+++ INFORMATION SHOWN +++

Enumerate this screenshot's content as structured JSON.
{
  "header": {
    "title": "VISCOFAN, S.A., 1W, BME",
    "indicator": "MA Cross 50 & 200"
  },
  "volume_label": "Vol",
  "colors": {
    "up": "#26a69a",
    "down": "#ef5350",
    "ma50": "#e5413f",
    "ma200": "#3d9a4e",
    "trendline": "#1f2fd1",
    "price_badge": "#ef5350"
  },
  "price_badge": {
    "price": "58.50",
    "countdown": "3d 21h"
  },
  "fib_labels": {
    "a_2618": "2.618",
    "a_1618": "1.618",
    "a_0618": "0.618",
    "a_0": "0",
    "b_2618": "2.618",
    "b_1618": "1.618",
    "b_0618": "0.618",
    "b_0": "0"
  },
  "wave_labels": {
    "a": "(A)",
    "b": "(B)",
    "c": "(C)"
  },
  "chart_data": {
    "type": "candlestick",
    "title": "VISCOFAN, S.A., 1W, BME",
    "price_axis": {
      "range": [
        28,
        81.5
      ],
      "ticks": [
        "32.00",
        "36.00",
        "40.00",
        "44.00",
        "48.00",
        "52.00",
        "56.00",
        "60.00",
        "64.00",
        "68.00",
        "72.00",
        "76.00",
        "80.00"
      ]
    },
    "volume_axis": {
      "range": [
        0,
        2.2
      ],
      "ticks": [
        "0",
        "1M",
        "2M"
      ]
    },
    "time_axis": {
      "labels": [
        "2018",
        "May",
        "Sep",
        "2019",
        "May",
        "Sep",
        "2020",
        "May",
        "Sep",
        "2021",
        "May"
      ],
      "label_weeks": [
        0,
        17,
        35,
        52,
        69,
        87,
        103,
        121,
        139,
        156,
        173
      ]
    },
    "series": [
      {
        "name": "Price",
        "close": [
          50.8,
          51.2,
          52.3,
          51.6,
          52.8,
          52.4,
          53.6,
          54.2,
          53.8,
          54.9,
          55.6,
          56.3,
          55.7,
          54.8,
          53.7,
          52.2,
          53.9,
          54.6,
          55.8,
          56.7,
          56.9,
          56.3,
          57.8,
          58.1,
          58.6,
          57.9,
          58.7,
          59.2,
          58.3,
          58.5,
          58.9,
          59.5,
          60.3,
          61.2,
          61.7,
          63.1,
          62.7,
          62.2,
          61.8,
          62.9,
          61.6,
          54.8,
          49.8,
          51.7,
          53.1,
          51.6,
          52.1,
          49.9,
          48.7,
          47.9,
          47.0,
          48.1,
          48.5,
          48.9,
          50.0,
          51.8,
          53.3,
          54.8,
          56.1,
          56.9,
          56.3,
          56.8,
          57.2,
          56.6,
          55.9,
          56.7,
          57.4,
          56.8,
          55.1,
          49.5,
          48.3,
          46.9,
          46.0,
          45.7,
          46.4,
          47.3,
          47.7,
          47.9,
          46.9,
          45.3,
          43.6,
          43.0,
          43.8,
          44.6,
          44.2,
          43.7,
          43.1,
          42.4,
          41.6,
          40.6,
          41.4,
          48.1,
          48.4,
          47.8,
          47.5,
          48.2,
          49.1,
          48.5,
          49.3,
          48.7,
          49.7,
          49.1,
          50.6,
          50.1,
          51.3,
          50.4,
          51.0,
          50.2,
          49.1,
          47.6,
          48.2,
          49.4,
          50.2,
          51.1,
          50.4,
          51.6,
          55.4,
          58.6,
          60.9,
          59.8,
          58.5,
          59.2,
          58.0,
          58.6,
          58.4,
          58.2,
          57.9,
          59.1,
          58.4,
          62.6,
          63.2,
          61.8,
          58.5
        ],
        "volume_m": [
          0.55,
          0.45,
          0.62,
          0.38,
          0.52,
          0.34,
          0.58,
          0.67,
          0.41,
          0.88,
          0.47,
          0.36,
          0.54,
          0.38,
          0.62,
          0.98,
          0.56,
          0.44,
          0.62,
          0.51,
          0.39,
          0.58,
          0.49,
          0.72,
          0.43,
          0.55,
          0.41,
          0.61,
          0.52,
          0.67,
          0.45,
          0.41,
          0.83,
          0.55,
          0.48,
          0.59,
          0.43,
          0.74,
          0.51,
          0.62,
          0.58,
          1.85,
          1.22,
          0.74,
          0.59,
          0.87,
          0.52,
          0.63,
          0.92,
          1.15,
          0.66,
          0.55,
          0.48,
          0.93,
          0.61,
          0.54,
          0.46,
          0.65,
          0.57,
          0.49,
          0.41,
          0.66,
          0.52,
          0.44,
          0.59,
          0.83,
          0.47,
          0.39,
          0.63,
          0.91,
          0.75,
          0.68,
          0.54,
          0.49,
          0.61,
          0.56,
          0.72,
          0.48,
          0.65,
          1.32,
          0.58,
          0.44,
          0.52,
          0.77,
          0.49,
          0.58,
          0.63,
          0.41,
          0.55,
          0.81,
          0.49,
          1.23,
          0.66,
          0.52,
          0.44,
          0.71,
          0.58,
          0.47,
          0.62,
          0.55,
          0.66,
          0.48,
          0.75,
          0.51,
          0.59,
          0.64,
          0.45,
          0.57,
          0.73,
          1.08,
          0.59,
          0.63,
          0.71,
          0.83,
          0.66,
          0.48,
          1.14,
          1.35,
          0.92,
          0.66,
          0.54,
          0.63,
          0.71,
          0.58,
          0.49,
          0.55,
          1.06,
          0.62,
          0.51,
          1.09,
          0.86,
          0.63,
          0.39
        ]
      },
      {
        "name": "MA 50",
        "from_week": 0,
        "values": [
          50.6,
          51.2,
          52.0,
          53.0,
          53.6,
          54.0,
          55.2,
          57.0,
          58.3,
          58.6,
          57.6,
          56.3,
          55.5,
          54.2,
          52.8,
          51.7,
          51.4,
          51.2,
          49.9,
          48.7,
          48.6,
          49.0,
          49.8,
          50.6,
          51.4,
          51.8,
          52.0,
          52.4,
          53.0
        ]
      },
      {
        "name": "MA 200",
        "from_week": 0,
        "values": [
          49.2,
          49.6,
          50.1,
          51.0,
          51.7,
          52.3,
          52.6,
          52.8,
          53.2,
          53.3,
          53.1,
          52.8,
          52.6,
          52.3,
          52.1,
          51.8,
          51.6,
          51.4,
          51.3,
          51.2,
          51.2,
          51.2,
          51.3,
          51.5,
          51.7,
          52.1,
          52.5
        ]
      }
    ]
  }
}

+++

» WHAT NEEDS TO BE DONE
Write out every line of the records exactly.

» RESPONSE
Enumerate this screenshot's content as structured JSON.
{
  "header": {
    "title": "VISCOFAN, S.A., 1W, BME",
    "indicator": "MA Cross 50 & 200"
  },
  "volume_label": "Vol",
  "colors": {
    "up": "#26a69a",
    "down": "#ef5350",
    "ma50": "#e5413f",
    "ma200": "#3d9a4e",
    "trendline": "#1f2fd1",
    "price_badge": "#ef5350"
  },
  "price_badge": {
    "price": "58.50",
    "countdown": "3d 21h"
  },
  "fib_labels": {
    "a_2618": "2.618",
    "a_1618": "1.618",
    "a_0618": "0.618",
    "a_0": "0",
    "b_2618": "2.618",
    "b_1618": "1.618",
    "b_0618": "0.618",
    "b_0": "0"
  },
  "wave_labels": {
    "a": "(A)",
    "b": "(B)",
    "c": "(C)"
  },
  "chart_data": {
    "type": "candlestick",
    "title": "VISCOFAN, S.A., 1W, BME",
    "price_axis": {
      "range": [
        28,
        81.5
      ],
      "ticks": [
        "32.00",
        "36.00",
        "40.00",
        "44.00",
        "48.00",
        "52.00",
        "56.00",
        "60.00",
        "64.00",
        "68.00",
        "72.00",
        "76.00",
        "80.00"
      ]
    },
    "volume_axis": {
      "range": [
        0,
        2.2
      ],
      "ticks": [
        "0",
        "1M",
        "2M"
      ]
    },
    "time_axis": {
      "labels": [
        "2018",
        "May",
        "Sep",
        "2019",
        "May",
        "Sep",
        "2020",
        "May",
        "Sep",
        "2021",
        "May"
      ],
      "label_weeks": [
        0,
        17,
        35,
        52,
        69,
        87,
        103,
        121,
        139,
        156,
        173
      ]
    },
    "series": [
      {
        "name": "Price",
        "close": [
          50.8,
          51.2,
          52.3,
          51.6,
          52.8,
          52.4,
          53.6,
          54.2,
          53.8,
          54.9,
          55.6,
          56.3,
          55.7,
          54.8,
          53.7,
          52.2,
          53.9,
          54.6,
          55.8,
          56.7,
          56.9,
          56.3,
          57.8,
          58.1,
          58.6,
          57.9,
          58.7,
          59.2,
          58.3,
          58.5,
          58.9,
          59.5,
          60.3,
          61.2,
          61.7,
          63.1,
          62.7,
          62.2,
          61.8,
          62.9,
          61.6,
          54.8,
          49.8,
          51.7,
          53.1,
          51.6,
          52.1,
          49.9,
          48.7,
          47.9,
          47.0,
          48.1,
          48.5,
          48.9,
          50.0,
          51.8,
          53.3,
          54.8,
          56.1,
          56.9,
          56.3,
          56.8,
          57.2,
          56.6,
          55.9,
          56.7,
          57.4,
          56.8,
          55.1,
          49.5,
          48.3,
          46.9,
          46.0,
          45.7,
          46.4,
          47.3,
          47.7,
          47.9,
          46.9,
          45.3,
          43.6,
          43.0,
          43.8,
          44.6,
          44.2,
          43.7,
          43.1,
          42.4,
          41.6,
          40.6,
          41.4,
          48.1,
          48.4,
          47.8,
          47.5,
          48.2,
          49.1,
          48.5,
          49.3,
          48.7,
          49.7,
          49.1,
          50.6,
          50.1,
          51.3,
          50.4,
          51.0,
          50.2,
          49.1,
          47.6,
          48.2,
          49.4,
          50.2,
          51.1,
          50.4,
          51.6,
          55.4,
          58.6,
          60.9,
          59.8,
          58.5,
          59.2,
          58.0,
          58.6,
          58.4,
          58.2,
          57.9,
          59.1,
          58.4,
          62.6,
          63.2,
          61.8,
          58.5
        ],
        "volume_m": [
          0.55,
          0.45,
          0.62,
          0.38,
          0.52,
          0.34,
          0.58,
          0.67,
          0.41,
          0.88,
          0.47,
          0.36,
          0.54,
          0.38,
          0.62,
          0.98,
          0.56,
          0.44,
          0.62,
          0.51,
          0.39,
          0.58,
          0.49,
          0.72,
          0.43,
          0.55,
          0.41,
          0.61,
          0.52,
          0.67,
          0.45,
          0.41,
          0.83,
          0.55,
          0.48,
          0.59,
          0.43,
          0.74,
          0.51,
          0.62,
          0.58,
          1.85,
          1.22,
          0.74,
          0.59,
          0.87,
          0.52,
          0.63,
          0.92,
          1.15,
          0.66,
          0.55,
          0.48,
          0.93,
          0.61,
          0.54,
          0.46,
          0.65,
          0.57,
          0.49,
          0.41,
          0.66,
          0.52,
          0.44,
          0.59,
          0.83,
          0.47,
          0.39,
          0.63,
          0.91,
          0.75,
          0.68,
          0.54,
          0.49,
          0.61,
          0.56,
          0.72,
          0.48,
          0.65,
          1.32,
          0.58,
          0.44,
          0.52,
          0.77,
          0.49,
          0.58,
          0.63,
          0.41,
          0.55,
          0.81,
          0.49,
          1.23,
          0.66,
          0.52,
          0.44,
          0.71,
          0.58,
          0.47,
          0.62,
          0.55,
          0.66,
          0.48,
          0.75,
          0.51,
          0.59,
          0.64,
          0.45,
          0.57,
          0.73,
          1.08,
          0.59,
          0.63,
          0.71,
          0.83,
          0.66,
          0.48,
          1.14,
          1.35,
          0.92,
          0.66,
          0.54,
          0.63,
          0.71,
          0.58,
          0.49,
          0.55,
          1.06,
          0.62,
          0.51,
          1.09,
          0.86,
          0.63,
          0.39
        ]
      },
      {
        "name": "MA 50",
        "from_week": 0,
        "values": [
          50.6,
          51.2,
          52.0,
          53.0,
          53.6,
          54.0,
          55.2,
          57.0,
          58.3,
          58.6,
          57.6,
          56.3,
          55.5,
          54.2,
          52.8,
          51.7,
          51.4,
          51.2,
          49.9,
          48.7,
          48.6,
          49.0,
          49.8,
          50.6,
          51.4,
          51.8,
          52.0,
          52.4,
          53.0
        ]
      },
      {
        "name": "MA 200",
        "from_week": 0,
        "values": [
          49.2,
          49.6,
          50.1,
          51.0,
          51.7,
          52.3,
          52.6,
          52.8,
          53.2,
          53.3,
          53.1,
          52.8,
          52.6,
          52.3,
          52.1,
          51.8,
          51.6,
          51.4,
          51.3,
          51.2,
          51.2,
          51.2,
          51.3,
          51.5,
          51.7,
          52.1,
          52.5
        ]
      }
    ]
  }
}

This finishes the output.